→ Description of the task:
Show every line in the records below that contains the word "this".

→ Data provided:

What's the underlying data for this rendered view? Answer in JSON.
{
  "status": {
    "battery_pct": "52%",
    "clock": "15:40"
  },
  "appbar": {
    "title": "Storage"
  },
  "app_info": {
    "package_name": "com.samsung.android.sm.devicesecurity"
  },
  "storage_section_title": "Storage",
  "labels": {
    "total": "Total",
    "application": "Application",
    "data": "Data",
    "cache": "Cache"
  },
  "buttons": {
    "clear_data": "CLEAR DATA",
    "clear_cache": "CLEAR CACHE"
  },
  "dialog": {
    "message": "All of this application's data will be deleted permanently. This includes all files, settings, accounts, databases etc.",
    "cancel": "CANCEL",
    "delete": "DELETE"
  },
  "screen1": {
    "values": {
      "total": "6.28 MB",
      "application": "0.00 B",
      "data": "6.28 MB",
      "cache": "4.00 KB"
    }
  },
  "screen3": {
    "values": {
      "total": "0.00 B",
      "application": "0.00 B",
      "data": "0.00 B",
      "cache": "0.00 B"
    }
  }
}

→ Worked answer:
What's the underlying data for this rendered view? Answer in JSON.
    "message": "All of this application's data will be deleted permanently. This includes all files, settings, accounts, databases etc.",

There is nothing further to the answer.